Your task
Extract all records. Keep each one exact.

Extracted records:
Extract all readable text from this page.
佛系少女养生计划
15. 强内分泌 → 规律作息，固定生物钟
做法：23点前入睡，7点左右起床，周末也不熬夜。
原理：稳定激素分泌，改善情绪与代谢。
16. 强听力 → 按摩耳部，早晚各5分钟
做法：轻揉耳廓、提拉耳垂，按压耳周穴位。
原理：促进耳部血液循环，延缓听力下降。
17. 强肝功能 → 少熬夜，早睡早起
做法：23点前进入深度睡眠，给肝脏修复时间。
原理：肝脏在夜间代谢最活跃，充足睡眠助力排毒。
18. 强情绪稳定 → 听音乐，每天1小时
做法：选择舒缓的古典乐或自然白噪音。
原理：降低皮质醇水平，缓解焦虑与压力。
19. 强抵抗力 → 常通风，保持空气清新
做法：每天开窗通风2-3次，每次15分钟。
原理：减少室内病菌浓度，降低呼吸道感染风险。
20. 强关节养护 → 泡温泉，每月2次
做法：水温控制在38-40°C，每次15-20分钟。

Result of the exercise
Extract all readable text from this page.
佛系少女养生计划
15. 强内分泌 → 规律作息，固定生物钟
做法：23点前入睡，7点左右起床，周末也不熬夜。
原理：稳定激素分泌，改善情绪与代谢。
16. 强听力 → 按摩耳部，早晚各5分钟
做法：轻揉耳廓、提拉耳垂，按压耳周穴位。
原理：促进耳部血液循环，延缓听力下降。
17. 强肝功能 → 少熬夜，早睡早起
做法：23点前进入深度睡眠，给肝脏修复时间。
原理：肝脏在夜间代谢最活跃，充足睡眠助力排毒。
18. 强情绪稳定 → 听音乐，每天1小时
做法：选择舒缓的古典乐或自然白噪音。
原理：降低皮质醇水平，缓解焦虑与压力。
19. 强抵抗力 → 常通风，保持空气清新
做法：每天开窗通风2-3次，每次15分钟。
原理：减少室内病菌浓度，降低呼吸道感染风险。
20. 强关节养护 → 泡温泉，每月2次
做法：水温控制在38-40°C，每次15-20分钟。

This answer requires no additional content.